Exactly repeat the full listing that follows.

* * * *

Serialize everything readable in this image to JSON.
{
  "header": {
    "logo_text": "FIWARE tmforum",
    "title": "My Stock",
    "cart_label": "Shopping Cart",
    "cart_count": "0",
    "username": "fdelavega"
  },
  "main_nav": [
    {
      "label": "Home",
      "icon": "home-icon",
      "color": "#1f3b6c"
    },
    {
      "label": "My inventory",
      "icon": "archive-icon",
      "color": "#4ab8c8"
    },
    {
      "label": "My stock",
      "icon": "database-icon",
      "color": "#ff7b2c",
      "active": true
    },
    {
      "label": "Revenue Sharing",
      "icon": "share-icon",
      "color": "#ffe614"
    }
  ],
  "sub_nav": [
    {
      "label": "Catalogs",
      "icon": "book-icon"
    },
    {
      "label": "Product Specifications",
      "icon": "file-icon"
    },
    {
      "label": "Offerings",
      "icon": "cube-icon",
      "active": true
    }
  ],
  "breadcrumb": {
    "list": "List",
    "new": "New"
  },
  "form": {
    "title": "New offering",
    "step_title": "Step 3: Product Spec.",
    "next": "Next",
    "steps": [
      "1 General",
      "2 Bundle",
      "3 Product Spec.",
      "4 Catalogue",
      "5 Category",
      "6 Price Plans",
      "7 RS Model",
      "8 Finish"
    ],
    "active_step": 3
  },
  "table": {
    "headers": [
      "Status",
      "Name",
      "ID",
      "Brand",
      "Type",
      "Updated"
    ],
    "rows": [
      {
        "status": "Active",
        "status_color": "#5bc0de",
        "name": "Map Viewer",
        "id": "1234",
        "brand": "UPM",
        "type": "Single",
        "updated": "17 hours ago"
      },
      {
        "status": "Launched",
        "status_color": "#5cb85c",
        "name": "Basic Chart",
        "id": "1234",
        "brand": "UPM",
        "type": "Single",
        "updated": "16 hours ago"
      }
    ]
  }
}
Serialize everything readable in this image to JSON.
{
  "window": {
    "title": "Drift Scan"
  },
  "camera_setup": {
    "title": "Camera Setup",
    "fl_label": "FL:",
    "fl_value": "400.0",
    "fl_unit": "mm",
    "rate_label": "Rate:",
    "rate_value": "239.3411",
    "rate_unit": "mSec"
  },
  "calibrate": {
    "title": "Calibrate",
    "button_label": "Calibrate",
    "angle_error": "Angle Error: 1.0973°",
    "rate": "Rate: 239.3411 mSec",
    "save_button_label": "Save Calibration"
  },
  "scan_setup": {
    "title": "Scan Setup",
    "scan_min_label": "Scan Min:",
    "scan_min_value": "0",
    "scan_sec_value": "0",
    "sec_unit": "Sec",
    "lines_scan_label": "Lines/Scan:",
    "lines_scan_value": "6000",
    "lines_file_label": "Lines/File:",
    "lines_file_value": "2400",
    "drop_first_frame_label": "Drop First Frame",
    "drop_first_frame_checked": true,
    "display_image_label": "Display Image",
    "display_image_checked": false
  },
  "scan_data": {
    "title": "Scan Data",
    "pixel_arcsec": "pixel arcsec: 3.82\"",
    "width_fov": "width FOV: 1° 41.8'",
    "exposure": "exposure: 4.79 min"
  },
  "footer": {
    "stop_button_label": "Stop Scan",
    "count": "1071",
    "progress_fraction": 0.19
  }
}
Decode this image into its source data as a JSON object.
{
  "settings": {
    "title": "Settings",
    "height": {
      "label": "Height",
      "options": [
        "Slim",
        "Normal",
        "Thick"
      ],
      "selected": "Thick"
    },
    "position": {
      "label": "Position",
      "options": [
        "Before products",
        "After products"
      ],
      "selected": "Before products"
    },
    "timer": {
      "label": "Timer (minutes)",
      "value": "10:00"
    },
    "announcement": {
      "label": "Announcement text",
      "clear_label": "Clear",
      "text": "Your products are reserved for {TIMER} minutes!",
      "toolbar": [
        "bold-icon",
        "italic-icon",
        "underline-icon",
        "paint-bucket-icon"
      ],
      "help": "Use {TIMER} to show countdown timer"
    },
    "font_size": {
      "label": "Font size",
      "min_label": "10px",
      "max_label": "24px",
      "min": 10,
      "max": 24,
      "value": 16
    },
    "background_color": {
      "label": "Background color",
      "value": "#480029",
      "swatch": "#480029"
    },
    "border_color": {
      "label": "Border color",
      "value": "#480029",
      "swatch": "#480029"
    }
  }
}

* * * *

* ANSWER BELOW *
Serialize everything readable in this image to JSON.
{
  "header": {
    "logo_text": "FIWARE tmforum",
    "title": "My Stock",
    "cart_label": "Shopping Cart",
    "cart_count": "0",
    "username": "fdelavega"
  },
  "main_nav": [
    {
      "label": "Home",
      "icon": "home-icon",
      "color": "#1f3b6c"
    },
    {
      "label": "My inventory",
      "icon": "archive-icon",
      "color": "#4ab8c8"
    },
    {
      "label": "My stock",
      "icon": "database-icon",
      "color": "#ff7b2c",
      "active": true
    },
    {
      "label": "Revenue Sharing",
      "icon": "share-icon",
      "color": "#ffe614"
    }
  ],
  "sub_nav": [
    {
      "label": "Catalogs",
      "icon": "book-icon"
    },
    {
      "label": "Product Specifications",
      "icon": "file-icon"
    },
    {
      "label": "Offerings",
      "icon": "cube-icon",
      "active": true
    }
  ],
  "breadcrumb": {
    "list": "List",
    "new": "New"
  },
  "form": {
    "title": "New offering",
    "step_title": "Step 3: Product Spec.",
    "next": "Next",
    "steps": [
      "1 General",
      "2 Bundle",
      "3 Product Spec.",
      "4 Catalogue",
      "5 Category",
      "6 Price Plans",
      "7 RS Model",
      "8 Finish"
    ],
    "active_step": 3
  },
  "table": {
    "headers": [
      "Status",
      "Name",
      "ID",
      "Brand",
      "Type",
      "Updated"
    ],
    "rows": [
      {
        "status": "Active",
        "status_color": "#5bc0de",
        "name": "Map Viewer",
        "id": "1234",
        "brand": "UPM",
        "type": "Single",
        "updated": "17 hours ago"
      },
      {
        "status": "Launched",
        "status_color": "#5cb85c",
        "name": "Basic Chart",
        "id": "1234",
        "brand": "UPM",
        "type": "Single",
        "updated": "16 hours ago"
      }
    ]
  }
}
Serialize everything readable in this image to JSON.
{
  "window": {
    "title": "Drift Scan"
  },
  "camera_setup": {
    "title": "Camera Setup",
    "fl_label": "FL:",
    "fl_value": "400.0",
    "fl_unit": "mm",
    "rate_label": "Rate:",
    "rate_value": "239.3411",
    "rate_unit": "mSec"
  },
  "calibrate": {
    "title": "Calibrate",
    "button_label": "Calibrate",
    "angle_error": "Angle Error: 1.0973°",
    "rate": "Rate: 239.3411 mSec",
    "save_button_label": "Save Calibration"
  },
  "scan_setup": {
    "title": "Scan Setup",
    "scan_min_label": "Scan Min:",
    "scan_min_value": "0",
    "scan_sec_value": "0",
    "sec_unit": "Sec",
    "lines_scan_label": "Lines/Scan:",
    "lines_scan_value": "6000",
    "lines_file_label": "Lines/File:",
    "lines_file_value": "2400",
    "drop_first_frame_label": "Drop First Frame",
    "drop_first_frame_checked": true,
    "display_image_label": "Display Image",
    "display_image_checked": false
  },
  "scan_data": {
    "title": "Scan Data",
    "pixel_arcsec": "pixel arcsec: 3.82\"",
    "width_fov": "width FOV: 1° 41.8'",
    "exposure": "exposure: 4.79 min"
  },
  "footer": {
    "stop_button_label": "Stop Scan",
    "count": "1071",
    "progress_fraction": 0.19
  }
}
Decode this image into its source data as a JSON object.
{
  "settings": {
    "title": "Settings",
    "height": {
      "label": "Height",
      "options": [
        "Slim",
        "Normal",
        "Thick"
      ],
      "selected": "Thick"
    },
    "position": {
      "label": "Position",
      "options": [
        "Before products",
        "After products"
      ],
      "selected": "Before products"
    },
    "timer": {
      "label": "Timer (minutes)",
      "value": "10:00"
    },
    "announcement": {
      "label": "Announcement text",
      "clear_label": "Clear",
      "text": "Your products are reserved for {TIMER} minutes!",
      "toolbar": [
        "bold-icon",
        "italic-icon",
        "underline-icon",
        "paint-bucket-icon"
      ],
      "help": "Use {TIMER} to show countdown timer"
    },
    "font_size": {
      "label": "Font size",
      "min_label": "10px",
      "max_label": "24px",
      "min": 10,
      "max": 24,
      "value": 16
    },
    "background_color": {
      "label": "Background color",
      "value": "#480029",
      "swatch": "#480029"
    },
    "border_color": {
      "label": "Border color",
      "value": "#480029",
      "swatch": "#480029"
    }
  }
}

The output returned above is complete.